## [Entries]
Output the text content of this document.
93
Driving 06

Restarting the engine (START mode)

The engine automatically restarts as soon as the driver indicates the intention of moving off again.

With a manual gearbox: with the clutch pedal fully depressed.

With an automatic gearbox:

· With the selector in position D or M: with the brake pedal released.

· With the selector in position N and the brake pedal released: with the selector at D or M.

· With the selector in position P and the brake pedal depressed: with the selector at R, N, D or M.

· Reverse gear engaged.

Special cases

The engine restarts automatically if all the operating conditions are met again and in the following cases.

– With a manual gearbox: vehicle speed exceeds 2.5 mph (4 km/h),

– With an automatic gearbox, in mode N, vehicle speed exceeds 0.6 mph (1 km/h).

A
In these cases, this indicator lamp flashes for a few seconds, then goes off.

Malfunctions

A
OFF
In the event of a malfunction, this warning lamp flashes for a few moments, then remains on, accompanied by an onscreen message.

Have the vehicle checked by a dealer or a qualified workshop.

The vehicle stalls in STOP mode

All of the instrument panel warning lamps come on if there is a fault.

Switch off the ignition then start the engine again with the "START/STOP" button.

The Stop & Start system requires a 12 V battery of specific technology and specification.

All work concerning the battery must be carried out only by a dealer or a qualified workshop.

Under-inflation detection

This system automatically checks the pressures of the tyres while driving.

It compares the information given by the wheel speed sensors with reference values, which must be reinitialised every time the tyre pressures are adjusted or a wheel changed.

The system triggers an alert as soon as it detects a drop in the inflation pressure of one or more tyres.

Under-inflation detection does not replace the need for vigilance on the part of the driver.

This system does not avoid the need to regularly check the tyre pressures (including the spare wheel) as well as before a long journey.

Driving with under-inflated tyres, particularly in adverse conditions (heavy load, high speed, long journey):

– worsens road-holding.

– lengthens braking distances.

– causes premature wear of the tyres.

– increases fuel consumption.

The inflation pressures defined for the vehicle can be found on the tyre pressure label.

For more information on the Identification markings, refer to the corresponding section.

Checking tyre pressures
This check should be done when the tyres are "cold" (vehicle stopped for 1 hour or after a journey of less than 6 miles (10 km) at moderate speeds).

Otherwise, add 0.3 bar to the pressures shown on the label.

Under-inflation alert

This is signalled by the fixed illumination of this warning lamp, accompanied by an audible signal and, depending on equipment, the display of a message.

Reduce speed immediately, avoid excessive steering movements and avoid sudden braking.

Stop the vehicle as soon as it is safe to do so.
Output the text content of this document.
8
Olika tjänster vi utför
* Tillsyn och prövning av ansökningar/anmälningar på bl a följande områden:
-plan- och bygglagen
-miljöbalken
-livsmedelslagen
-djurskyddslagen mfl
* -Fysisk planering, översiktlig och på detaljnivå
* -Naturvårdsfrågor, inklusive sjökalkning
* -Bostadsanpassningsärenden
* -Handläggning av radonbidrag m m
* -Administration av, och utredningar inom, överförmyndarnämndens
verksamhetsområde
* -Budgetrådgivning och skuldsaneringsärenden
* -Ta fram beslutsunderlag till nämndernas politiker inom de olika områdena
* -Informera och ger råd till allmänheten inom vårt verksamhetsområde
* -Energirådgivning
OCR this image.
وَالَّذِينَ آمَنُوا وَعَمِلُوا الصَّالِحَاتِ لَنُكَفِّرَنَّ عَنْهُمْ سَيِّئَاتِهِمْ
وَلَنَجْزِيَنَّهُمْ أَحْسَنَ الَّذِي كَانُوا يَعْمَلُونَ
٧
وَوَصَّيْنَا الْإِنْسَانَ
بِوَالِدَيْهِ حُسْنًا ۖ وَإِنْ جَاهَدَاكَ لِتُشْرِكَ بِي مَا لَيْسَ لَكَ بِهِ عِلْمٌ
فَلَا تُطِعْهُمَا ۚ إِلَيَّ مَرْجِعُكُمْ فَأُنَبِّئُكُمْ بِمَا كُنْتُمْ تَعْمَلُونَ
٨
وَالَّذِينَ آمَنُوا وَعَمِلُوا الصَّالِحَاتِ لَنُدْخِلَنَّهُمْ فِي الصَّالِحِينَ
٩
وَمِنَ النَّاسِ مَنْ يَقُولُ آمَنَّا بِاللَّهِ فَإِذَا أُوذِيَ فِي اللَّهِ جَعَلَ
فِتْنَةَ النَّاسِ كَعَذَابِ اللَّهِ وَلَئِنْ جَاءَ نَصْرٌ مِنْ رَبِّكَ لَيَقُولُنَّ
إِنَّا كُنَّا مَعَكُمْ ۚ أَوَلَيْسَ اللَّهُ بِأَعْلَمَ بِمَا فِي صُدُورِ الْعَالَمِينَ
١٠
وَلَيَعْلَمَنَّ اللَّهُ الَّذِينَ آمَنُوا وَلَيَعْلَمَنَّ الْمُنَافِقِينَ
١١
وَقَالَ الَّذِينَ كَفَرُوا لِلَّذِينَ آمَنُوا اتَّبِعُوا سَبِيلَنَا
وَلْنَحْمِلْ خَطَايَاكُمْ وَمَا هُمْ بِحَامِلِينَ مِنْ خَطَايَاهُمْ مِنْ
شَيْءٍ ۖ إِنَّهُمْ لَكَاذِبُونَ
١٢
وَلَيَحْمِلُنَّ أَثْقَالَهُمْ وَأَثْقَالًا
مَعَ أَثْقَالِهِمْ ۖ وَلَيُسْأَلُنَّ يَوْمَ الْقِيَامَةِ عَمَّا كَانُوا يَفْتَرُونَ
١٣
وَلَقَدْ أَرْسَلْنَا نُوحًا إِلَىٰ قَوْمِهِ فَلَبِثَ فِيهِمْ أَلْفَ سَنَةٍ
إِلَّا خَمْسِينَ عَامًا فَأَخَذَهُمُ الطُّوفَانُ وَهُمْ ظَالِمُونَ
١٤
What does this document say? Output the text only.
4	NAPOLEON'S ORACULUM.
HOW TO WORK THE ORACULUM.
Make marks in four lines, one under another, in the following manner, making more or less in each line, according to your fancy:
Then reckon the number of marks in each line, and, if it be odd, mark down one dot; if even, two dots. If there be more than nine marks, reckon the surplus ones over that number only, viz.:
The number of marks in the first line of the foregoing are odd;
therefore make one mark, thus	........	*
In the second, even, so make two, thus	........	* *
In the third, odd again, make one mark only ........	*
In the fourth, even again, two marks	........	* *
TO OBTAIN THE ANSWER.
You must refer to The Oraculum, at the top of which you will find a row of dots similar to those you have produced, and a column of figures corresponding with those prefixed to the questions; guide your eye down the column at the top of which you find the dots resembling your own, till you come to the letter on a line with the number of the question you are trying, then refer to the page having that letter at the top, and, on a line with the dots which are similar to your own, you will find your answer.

## [Set exercise]
Copy all the entries verbatim.

## [Response below]
Output the text content of this document.
93
Driving 06

Restarting the engine (START mode)

The engine automatically restarts as soon as the driver indicates the intention of moving off again.

With a manual gearbox: with the clutch pedal fully depressed.

With an automatic gearbox:

· With the selector in position D or M: with the brake pedal released.

· With the selector in position N and the brake pedal released: with the selector at D or M.

· With the selector in position P and the brake pedal depressed: with the selector at R, N, D or M.

· Reverse gear engaged.

Special cases

The engine restarts automatically if all the operating conditions are met again and in the following cases.

– With a manual gearbox: vehicle speed exceeds 2.5 mph (4 km/h),

– With an automatic gearbox, in mode N, vehicle speed exceeds 0.6 mph (1 km/h).

A
In these cases, this indicator lamp flashes for a few seconds, then goes off.

Malfunctions

A
OFF
In the event of a malfunction, this warning lamp flashes for a few moments, then remains on, accompanied by an onscreen message.

Have the vehicle checked by a dealer or a qualified workshop.

The vehicle stalls in STOP mode

All of the instrument panel warning lamps come on if there is a fault.

Switch off the ignition then start the engine again with the "START/STOP" button.

The Stop & Start system requires a 12 V battery of specific technology and specification.

All work concerning the battery must be carried out only by a dealer or a qualified workshop.

Under-inflation detection

This system automatically checks the pressures of the tyres while driving.

It compares the information given by the wheel speed sensors with reference values, which must be reinitialised every time the tyre pressures are adjusted or a wheel changed.

The system triggers an alert as soon as it detects a drop in the inflation pressure of one or more tyres.

Under-inflation detection does not replace the need for vigilance on the part of the driver.

This system does not avoid the need to regularly check the tyre pressures (including the spare wheel) as well as before a long journey.

Driving with under-inflated tyres, particularly in adverse conditions (heavy load, high speed, long journey):

– worsens road-holding.

– lengthens braking distances.

– causes premature wear of the tyres.

– increases fuel consumption.

The inflation pressures defined for the vehicle can be found on the tyre pressure label.

For more information on the Identification markings, refer to the corresponding section.

Checking tyre pressures
This check should be done when the tyres are "cold" (vehicle stopped for 1 hour or after a journey of less than 6 miles (10 km) at moderate speeds).

Otherwise, add 0.3 bar to the pressures shown on the label.

Under-inflation alert

This is signalled by the fixed illumination of this warning lamp, accompanied by an audible signal and, depending on equipment, the display of a message.

Reduce speed immediately, avoid excessive steering movements and avoid sudden braking.

Stop the vehicle as soon as it is safe to do so.
Output the text content of this document.
8
Olika tjänster vi utför
* Tillsyn och prövning av ansökningar/anmälningar på bl a följande områden:
-plan- och bygglagen
-miljöbalken
-livsmedelslagen
-djurskyddslagen mfl
* -Fysisk planering, översiktlig och på detaljnivå
* -Naturvårdsfrågor, inklusive sjökalkning
* -Bostadsanpassningsärenden
* -Handläggning av radonbidrag m m
* -Administration av, och utredningar inom, överförmyndarnämndens
verksamhetsområde
* -Budgetrådgivning och skuldsaneringsärenden
* -Ta fram beslutsunderlag till nämndernas politiker inom de olika områdena
* -Informera och ger råd till allmänheten inom vårt verksamhetsområde
* -Energirådgivning
OCR this image.
وَالَّذِينَ آمَنُوا وَعَمِلُوا الصَّالِحَاتِ لَنُكَفِّرَنَّ عَنْهُمْ سَيِّئَاتِهِمْ
وَلَنَجْزِيَنَّهُمْ أَحْسَنَ الَّذِي كَانُوا يَعْمَلُونَ
٧
وَوَصَّيْنَا الْإِنْسَانَ
بِوَالِدَيْهِ حُسْنًا ۖ وَإِنْ جَاهَدَاكَ لِتُشْرِكَ بِي مَا لَيْسَ لَكَ بِهِ عِلْمٌ
فَلَا تُطِعْهُمَا ۚ إِلَيَّ مَرْجِعُكُمْ فَأُنَبِّئُكُمْ بِمَا كُنْتُمْ تَعْمَلُونَ
٨
وَالَّذِينَ آمَنُوا وَعَمِلُوا الصَّالِحَاتِ لَنُدْخِلَنَّهُمْ فِي الصَّالِحِينَ
٩
وَمِنَ النَّاسِ مَنْ يَقُولُ آمَنَّا بِاللَّهِ فَإِذَا أُوذِيَ فِي اللَّهِ جَعَلَ
فِتْنَةَ النَّاسِ كَعَذَابِ اللَّهِ وَلَئِنْ جَاءَ نَصْرٌ مِنْ رَبِّكَ لَيَقُولُنَّ
إِنَّا كُنَّا مَعَكُمْ ۚ أَوَلَيْسَ اللَّهُ بِأَعْلَمَ بِمَا فِي صُدُورِ الْعَالَمِينَ
١٠
وَلَيَعْلَمَنَّ اللَّهُ الَّذِينَ آمَنُوا وَلَيَعْلَمَنَّ الْمُنَافِقِينَ
١١
وَقَالَ الَّذِينَ كَفَرُوا لِلَّذِينَ آمَنُوا اتَّبِعُوا سَبِيلَنَا
وَلْنَحْمِلْ خَطَايَاكُمْ وَمَا هُمْ بِحَامِلِينَ مِنْ خَطَايَاهُمْ مِنْ
شَيْءٍ ۖ إِنَّهُمْ لَكَاذِبُونَ
١٢
وَلَيَحْمِلُنَّ أَثْقَالَهُمْ وَأَثْقَالًا
مَعَ أَثْقَالِهِمْ ۖ وَلَيُسْأَلُنَّ يَوْمَ الْقِيَامَةِ عَمَّا كَانُوا يَفْتَرُونَ
١٣
وَلَقَدْ أَرْسَلْنَا نُوحًا إِلَىٰ قَوْمِهِ فَلَبِثَ فِيهِمْ أَلْفَ سَنَةٍ
إِلَّا خَمْسِينَ عَامًا فَأَخَذَهُمُ الطُّوفَانُ وَهُمْ ظَالِمُونَ
١٤
What does this document say? Output the text only.
4	NAPOLEON'S ORACULUM.
HOW TO WORK THE ORACULUM.
Make marks in four lines, one under another, in the following manner, making more or less in each line, according to your fancy:
Then reckon the number of marks in each line, and, if it be odd, mark down one dot; if even, two dots. If there be more than nine marks, reckon the surplus ones over that number only, viz.:
The number of marks in the first line of the foregoing are odd;
therefore make one mark, thus	........	*
In the second, even, so make two, thus	........	* *
In the third, odd again, make one mark only ........	*
In the fourth, even again, two marks	........	* *
TO OBTAIN THE ANSWER.
You must refer to The Oraculum, at the top of which you will find a row of dots similar to those you have produced, and a column of figures corresponding with those prefixed to the questions; guide your eye down the column at the top of which you find the dots resembling your own, till you come to the letter on a line with the number of the question you are trying, then refer to the page having that letter at the top, and, on a line with the dots which are similar to your own, you will find your answer.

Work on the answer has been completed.